• Directive: Take from the listing each line that has the string "directly".

• Data entries:
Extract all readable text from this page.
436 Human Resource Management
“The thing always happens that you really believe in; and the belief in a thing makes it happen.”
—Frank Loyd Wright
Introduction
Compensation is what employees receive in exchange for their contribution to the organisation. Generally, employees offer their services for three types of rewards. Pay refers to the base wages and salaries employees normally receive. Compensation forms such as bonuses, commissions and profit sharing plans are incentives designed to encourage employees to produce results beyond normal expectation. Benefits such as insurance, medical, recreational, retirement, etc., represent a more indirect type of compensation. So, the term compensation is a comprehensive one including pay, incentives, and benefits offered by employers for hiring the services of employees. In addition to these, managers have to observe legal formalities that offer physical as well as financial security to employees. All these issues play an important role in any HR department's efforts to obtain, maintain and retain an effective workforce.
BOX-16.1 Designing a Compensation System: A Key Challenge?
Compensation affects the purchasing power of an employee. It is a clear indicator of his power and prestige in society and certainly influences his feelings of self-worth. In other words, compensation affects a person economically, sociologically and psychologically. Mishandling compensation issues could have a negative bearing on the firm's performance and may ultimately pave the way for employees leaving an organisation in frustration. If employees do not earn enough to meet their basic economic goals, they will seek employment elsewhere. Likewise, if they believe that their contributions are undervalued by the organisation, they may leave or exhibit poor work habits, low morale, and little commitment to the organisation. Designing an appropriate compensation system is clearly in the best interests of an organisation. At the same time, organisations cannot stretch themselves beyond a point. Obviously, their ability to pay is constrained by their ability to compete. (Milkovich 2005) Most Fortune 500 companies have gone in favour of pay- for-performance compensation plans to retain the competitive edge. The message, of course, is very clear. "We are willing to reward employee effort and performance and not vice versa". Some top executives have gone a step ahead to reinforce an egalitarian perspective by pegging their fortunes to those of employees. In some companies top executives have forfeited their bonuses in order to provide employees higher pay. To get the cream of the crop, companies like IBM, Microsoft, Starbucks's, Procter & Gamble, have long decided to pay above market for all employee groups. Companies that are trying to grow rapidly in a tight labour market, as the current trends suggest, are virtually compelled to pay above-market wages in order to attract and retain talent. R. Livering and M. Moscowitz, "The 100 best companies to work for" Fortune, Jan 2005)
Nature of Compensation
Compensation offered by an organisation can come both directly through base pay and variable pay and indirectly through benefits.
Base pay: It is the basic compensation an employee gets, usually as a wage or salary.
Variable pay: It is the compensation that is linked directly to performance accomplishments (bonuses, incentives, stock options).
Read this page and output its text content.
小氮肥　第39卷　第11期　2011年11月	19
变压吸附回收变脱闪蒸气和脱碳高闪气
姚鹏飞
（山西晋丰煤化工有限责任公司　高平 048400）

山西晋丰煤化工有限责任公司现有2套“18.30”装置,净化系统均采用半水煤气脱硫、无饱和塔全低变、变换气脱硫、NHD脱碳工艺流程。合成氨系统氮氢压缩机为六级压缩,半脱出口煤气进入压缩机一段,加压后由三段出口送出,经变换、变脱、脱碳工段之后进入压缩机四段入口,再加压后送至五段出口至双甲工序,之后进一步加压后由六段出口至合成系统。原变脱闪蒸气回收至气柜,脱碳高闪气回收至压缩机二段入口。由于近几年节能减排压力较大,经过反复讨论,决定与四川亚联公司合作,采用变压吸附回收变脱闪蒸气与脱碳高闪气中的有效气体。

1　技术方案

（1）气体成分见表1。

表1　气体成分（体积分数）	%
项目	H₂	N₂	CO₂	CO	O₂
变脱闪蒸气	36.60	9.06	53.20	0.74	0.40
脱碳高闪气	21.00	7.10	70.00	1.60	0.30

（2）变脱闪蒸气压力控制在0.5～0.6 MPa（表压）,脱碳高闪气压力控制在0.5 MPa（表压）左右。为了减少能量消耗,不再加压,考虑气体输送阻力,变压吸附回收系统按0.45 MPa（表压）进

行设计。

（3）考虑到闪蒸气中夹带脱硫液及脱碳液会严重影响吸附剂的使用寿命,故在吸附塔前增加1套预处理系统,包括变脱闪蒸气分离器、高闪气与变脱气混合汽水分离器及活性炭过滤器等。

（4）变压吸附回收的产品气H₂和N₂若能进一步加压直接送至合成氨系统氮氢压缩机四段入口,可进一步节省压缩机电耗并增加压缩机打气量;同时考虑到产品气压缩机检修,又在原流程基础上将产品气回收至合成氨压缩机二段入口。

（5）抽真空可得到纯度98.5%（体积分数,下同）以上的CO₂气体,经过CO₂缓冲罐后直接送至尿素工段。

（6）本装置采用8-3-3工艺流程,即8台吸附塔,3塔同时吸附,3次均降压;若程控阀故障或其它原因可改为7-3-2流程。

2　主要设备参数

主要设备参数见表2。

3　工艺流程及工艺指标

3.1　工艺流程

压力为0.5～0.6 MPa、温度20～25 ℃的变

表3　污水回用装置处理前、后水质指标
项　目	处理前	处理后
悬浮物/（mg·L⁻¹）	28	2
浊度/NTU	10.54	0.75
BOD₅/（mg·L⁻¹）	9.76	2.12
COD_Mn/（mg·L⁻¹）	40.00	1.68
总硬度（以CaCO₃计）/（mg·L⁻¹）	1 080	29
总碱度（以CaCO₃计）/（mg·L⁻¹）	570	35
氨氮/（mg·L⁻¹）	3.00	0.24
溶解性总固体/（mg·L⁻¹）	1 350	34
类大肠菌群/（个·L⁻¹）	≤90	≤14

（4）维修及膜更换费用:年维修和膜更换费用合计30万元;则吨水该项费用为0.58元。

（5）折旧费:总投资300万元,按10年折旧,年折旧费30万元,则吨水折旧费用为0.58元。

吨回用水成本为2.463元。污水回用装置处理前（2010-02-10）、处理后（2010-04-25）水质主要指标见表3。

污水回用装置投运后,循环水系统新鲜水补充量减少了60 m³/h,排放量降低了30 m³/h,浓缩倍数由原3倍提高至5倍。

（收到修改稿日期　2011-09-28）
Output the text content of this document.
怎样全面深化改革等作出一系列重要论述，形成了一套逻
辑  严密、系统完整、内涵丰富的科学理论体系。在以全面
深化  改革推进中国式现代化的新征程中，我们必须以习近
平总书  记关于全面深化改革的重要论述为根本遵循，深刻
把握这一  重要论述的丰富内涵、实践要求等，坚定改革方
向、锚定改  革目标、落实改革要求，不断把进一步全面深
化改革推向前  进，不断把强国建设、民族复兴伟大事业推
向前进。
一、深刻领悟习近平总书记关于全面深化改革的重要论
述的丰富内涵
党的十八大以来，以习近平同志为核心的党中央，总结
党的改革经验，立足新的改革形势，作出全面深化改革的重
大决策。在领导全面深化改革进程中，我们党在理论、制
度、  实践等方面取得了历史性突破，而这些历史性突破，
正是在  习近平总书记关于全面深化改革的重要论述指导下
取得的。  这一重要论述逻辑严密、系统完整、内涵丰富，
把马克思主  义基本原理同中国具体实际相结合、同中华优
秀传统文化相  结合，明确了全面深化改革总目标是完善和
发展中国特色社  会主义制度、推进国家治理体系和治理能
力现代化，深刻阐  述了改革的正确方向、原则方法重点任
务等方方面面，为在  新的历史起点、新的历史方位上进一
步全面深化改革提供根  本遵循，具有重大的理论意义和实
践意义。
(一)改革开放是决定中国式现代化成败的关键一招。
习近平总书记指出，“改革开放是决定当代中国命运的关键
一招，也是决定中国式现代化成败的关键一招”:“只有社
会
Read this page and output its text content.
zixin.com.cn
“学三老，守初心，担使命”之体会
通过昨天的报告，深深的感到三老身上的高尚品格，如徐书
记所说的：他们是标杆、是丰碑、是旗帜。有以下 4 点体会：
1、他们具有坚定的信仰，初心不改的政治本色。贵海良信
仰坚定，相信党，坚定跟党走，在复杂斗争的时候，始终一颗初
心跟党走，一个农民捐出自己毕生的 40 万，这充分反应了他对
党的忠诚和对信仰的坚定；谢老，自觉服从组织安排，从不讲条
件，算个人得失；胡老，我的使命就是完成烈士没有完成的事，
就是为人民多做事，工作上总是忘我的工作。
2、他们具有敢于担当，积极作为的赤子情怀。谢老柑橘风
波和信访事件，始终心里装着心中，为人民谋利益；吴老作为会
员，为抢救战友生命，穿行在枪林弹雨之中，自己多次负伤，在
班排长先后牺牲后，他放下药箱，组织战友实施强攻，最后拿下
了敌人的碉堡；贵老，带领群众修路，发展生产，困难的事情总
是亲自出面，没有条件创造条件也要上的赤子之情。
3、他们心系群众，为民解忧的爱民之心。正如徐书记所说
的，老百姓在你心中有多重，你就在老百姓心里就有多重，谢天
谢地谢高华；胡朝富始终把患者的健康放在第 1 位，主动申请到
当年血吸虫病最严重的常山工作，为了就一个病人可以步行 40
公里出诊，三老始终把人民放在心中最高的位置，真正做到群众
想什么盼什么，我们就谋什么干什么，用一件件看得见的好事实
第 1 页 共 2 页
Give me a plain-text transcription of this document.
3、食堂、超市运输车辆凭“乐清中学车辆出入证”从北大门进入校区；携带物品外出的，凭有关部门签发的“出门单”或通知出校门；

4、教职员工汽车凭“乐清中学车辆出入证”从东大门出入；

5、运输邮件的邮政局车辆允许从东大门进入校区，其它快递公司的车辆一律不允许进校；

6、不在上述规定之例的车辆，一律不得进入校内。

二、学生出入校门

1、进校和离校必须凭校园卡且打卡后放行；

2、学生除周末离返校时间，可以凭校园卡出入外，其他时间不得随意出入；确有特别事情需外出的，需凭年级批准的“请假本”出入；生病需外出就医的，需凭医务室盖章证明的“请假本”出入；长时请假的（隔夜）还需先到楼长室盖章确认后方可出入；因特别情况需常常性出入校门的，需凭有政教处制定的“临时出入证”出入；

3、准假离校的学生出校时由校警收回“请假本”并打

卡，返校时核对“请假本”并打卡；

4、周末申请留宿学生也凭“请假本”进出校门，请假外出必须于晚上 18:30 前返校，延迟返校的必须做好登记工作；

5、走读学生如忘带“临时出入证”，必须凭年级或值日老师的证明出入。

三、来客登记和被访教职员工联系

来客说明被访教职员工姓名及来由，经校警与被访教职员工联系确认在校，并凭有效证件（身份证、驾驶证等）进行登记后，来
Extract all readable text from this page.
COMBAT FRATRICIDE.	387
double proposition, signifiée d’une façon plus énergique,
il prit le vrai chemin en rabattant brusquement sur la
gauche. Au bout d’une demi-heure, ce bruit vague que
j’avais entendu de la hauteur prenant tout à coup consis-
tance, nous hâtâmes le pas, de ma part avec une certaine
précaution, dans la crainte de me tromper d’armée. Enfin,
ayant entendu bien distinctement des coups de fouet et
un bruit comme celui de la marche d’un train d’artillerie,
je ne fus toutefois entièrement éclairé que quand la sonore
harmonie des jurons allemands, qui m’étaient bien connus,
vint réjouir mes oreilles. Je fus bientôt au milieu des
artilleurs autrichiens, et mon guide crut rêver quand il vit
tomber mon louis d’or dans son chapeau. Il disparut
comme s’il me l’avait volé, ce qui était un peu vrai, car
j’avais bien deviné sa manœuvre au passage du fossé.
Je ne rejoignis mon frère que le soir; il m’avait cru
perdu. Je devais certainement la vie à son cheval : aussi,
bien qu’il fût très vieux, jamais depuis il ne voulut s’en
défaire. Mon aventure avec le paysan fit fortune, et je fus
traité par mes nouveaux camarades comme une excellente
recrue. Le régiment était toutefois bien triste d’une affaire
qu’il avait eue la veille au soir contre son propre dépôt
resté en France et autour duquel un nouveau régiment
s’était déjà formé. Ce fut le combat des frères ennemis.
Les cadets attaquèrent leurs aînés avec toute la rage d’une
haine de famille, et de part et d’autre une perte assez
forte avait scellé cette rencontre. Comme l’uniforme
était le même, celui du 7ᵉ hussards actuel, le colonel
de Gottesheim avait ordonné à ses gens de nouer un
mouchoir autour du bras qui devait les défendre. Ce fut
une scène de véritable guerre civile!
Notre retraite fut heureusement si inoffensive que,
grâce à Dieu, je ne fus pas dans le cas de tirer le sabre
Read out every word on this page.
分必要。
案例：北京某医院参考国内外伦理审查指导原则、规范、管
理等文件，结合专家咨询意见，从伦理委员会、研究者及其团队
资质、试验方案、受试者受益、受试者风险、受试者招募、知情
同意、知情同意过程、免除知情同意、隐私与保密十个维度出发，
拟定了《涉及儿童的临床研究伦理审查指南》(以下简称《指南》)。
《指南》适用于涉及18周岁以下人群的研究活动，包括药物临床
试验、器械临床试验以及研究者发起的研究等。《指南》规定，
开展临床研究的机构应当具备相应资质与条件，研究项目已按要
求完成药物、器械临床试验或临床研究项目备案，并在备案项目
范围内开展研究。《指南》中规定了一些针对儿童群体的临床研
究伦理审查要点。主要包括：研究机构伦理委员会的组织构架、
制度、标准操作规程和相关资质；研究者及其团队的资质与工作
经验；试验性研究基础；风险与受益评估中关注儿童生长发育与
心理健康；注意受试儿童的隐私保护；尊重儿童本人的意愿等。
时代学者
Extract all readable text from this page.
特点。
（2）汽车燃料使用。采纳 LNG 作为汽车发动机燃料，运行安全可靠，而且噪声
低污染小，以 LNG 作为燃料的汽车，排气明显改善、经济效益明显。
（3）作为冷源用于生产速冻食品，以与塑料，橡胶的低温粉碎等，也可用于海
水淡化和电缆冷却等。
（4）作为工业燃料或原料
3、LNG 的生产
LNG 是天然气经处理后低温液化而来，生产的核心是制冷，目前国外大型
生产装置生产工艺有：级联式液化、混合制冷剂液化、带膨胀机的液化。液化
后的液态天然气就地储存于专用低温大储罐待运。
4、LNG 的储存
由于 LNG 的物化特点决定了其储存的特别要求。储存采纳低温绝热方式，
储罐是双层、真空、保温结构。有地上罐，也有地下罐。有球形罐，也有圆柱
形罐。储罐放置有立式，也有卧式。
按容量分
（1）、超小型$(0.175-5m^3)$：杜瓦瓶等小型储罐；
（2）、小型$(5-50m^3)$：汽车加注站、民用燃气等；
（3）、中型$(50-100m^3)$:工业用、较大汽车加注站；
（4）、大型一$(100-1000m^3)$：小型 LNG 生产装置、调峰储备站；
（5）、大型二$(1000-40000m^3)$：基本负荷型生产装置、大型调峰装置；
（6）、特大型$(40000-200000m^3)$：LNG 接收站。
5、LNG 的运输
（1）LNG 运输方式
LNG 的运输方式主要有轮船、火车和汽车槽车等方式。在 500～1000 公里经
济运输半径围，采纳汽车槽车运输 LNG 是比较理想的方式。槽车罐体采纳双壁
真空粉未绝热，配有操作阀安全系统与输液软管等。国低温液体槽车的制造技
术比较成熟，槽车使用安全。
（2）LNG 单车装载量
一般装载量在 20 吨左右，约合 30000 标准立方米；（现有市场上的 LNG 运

• The answer:
Compensation offered by an organisation can come both directly through base pay and variable pay and indirectly through benefits.
Variable pay: It is the compensation that is linked directly to performance accomplishments (bonuses, incentives, stock options).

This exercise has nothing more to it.